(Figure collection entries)
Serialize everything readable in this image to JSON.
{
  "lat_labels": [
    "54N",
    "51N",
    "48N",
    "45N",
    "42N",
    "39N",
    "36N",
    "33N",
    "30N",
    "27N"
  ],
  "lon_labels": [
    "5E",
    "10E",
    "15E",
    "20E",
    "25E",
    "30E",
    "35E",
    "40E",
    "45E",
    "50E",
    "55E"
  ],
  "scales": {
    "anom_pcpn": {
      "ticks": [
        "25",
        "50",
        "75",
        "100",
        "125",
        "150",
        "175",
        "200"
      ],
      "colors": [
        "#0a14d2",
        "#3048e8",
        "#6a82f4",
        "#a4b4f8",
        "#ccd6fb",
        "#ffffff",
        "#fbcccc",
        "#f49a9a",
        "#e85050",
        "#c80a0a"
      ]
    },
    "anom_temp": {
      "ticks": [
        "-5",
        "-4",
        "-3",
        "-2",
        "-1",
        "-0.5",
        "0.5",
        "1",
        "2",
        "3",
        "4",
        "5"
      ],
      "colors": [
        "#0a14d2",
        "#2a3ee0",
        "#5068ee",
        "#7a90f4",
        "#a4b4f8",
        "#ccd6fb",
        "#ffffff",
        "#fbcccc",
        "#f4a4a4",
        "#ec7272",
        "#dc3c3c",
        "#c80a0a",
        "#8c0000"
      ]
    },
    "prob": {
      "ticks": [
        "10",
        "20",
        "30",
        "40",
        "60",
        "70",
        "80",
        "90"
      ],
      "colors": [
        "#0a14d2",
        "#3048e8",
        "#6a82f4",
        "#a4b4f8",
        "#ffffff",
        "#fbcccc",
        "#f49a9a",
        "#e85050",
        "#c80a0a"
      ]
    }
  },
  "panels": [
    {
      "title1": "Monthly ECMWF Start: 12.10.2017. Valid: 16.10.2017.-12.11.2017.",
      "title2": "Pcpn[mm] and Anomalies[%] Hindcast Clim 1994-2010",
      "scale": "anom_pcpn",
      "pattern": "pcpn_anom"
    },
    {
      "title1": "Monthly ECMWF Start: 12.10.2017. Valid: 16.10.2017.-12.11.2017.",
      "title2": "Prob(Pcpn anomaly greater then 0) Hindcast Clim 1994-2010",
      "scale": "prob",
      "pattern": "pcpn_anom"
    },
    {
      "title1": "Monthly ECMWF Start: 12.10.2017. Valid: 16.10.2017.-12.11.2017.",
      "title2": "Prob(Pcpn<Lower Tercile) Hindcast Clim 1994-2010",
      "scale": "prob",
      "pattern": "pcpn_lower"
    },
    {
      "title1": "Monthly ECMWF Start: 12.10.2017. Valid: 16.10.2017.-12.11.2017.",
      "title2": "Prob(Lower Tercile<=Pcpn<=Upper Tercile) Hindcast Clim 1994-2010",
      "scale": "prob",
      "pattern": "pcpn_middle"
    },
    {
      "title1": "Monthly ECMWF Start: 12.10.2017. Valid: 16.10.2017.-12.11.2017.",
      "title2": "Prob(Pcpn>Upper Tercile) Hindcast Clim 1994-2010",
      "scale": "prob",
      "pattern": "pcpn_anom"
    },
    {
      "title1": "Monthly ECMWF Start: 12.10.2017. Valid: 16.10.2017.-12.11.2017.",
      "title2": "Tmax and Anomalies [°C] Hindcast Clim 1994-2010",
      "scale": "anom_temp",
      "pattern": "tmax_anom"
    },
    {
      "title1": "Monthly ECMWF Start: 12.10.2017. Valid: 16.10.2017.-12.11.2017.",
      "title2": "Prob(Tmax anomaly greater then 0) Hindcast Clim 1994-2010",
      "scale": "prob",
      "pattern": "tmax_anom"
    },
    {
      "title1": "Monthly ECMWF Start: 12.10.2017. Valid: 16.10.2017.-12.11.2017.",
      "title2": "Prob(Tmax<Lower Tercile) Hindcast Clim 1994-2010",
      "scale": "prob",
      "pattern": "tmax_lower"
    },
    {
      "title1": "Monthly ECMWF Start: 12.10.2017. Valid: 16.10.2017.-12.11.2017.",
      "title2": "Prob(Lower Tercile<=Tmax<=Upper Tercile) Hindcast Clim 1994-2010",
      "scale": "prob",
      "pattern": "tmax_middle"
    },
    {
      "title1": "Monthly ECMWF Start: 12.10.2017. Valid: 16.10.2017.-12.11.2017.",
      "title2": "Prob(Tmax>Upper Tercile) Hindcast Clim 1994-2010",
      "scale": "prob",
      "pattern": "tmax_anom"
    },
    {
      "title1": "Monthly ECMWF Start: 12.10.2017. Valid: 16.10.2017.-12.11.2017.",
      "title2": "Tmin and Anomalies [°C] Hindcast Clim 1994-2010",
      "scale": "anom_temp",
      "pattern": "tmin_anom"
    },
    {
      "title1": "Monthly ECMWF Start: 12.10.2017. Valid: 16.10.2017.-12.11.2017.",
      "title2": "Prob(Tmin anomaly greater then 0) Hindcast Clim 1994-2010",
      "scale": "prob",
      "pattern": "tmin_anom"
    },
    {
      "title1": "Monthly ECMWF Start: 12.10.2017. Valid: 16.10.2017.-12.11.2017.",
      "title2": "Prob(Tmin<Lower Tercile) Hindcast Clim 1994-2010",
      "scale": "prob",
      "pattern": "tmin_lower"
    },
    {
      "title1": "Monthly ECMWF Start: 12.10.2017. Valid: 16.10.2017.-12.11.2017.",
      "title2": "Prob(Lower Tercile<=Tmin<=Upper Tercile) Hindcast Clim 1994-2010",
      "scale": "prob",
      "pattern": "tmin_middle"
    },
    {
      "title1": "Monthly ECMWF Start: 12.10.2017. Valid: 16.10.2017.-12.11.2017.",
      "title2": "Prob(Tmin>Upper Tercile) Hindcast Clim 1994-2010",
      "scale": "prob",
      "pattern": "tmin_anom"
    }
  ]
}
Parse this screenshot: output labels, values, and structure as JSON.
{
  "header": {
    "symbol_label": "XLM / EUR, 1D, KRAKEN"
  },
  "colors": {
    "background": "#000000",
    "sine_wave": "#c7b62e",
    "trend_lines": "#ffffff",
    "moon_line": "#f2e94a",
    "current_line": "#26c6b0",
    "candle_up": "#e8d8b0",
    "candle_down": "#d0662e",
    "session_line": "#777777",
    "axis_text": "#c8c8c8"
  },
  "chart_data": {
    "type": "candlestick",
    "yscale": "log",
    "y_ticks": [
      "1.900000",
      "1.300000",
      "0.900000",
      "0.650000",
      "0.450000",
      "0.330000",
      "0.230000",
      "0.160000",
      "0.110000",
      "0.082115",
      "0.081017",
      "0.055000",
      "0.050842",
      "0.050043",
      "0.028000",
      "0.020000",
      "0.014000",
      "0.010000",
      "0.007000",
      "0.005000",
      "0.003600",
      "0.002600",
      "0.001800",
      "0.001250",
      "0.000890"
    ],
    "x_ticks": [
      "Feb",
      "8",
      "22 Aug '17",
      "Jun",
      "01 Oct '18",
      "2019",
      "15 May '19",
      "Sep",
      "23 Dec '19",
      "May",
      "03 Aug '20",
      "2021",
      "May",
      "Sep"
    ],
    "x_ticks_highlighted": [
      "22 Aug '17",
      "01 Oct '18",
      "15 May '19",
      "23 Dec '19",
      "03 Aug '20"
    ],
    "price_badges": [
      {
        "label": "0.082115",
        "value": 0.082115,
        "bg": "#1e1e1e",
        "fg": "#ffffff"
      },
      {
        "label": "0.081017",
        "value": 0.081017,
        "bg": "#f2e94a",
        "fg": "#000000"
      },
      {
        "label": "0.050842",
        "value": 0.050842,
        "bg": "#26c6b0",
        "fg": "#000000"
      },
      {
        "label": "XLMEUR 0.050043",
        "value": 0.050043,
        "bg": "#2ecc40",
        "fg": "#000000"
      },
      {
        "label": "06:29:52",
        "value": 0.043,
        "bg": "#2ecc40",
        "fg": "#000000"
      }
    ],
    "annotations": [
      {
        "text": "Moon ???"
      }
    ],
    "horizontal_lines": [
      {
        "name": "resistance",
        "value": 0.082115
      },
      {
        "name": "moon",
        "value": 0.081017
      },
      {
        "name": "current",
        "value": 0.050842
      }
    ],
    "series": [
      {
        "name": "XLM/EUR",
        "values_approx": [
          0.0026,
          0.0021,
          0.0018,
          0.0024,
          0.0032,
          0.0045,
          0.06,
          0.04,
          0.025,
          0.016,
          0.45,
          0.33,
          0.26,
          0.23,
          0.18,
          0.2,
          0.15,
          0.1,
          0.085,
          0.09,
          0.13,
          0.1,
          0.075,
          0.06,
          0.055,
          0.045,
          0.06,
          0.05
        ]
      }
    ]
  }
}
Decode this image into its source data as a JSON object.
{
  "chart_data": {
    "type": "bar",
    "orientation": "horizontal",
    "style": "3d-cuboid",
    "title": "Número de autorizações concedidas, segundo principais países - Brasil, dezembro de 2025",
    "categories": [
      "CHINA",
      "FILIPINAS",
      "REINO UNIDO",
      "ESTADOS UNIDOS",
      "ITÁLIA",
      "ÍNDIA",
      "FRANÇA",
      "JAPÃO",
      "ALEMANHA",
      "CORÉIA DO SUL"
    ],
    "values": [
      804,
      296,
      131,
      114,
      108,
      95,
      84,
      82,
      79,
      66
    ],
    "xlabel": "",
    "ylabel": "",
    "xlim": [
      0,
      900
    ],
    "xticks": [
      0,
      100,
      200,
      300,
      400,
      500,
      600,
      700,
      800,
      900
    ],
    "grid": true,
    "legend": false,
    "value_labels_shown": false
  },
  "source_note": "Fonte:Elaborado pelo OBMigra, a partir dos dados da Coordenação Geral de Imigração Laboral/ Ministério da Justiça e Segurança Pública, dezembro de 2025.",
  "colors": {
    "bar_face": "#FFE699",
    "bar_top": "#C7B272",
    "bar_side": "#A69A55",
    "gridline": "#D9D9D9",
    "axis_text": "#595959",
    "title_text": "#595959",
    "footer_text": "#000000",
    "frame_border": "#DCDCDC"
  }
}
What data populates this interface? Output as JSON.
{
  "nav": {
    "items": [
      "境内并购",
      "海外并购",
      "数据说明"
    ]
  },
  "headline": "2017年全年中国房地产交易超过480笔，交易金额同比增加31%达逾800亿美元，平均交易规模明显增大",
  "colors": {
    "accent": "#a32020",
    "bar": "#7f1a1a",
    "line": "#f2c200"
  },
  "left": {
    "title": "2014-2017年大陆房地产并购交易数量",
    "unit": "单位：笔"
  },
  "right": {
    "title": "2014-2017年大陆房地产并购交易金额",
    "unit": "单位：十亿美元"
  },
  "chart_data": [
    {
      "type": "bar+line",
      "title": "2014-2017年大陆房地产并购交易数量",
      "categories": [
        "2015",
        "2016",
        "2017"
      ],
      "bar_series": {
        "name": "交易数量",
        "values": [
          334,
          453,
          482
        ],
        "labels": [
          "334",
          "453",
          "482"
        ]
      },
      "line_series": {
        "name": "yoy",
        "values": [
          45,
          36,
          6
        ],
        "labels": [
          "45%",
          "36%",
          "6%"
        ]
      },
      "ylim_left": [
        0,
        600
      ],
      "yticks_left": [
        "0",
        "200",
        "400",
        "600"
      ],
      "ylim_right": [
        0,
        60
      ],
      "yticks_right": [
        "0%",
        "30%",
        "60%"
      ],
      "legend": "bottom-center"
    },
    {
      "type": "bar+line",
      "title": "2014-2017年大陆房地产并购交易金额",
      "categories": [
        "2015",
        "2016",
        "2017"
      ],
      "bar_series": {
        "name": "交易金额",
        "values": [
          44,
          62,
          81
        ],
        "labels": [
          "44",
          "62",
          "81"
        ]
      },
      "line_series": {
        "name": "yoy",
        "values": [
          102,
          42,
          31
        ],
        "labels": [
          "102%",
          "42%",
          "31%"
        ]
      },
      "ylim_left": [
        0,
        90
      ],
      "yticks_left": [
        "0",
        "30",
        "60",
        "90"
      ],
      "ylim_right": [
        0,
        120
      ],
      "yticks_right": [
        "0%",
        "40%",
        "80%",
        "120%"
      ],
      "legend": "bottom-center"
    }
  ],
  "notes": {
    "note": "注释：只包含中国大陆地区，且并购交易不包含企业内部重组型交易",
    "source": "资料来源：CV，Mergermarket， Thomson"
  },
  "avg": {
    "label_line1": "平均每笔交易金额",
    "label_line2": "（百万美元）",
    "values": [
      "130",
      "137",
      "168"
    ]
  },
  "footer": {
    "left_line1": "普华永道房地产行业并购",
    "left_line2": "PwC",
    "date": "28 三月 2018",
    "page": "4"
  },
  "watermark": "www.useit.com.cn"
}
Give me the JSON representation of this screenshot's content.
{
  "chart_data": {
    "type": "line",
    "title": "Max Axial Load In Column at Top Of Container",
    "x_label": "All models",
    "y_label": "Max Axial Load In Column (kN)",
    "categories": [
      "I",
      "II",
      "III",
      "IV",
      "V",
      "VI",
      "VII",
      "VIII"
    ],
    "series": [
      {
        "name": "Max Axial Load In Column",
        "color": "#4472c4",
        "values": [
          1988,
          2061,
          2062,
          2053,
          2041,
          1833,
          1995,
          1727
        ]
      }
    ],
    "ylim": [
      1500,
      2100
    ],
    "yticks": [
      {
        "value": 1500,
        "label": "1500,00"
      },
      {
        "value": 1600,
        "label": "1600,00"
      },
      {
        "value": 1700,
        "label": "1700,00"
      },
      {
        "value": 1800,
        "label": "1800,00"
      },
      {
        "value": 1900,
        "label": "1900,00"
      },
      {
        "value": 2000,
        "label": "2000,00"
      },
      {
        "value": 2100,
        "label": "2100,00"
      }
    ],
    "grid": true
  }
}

» **Aim**: Search the data for the string "dezembro" and copy each line where it appears.

» **Solution to this exercise**:
    "title": "Número de autorizações concedidas, segundo principais países - Brasil, dezembro de 2025",
  "source_note": "Fonte:Elaborado pelo OBMigra, a partir dos dados da Coordenação Geral de Imigração Laboral/ Ministério da Justiça e Segurança Pública, dezembro de 2025.",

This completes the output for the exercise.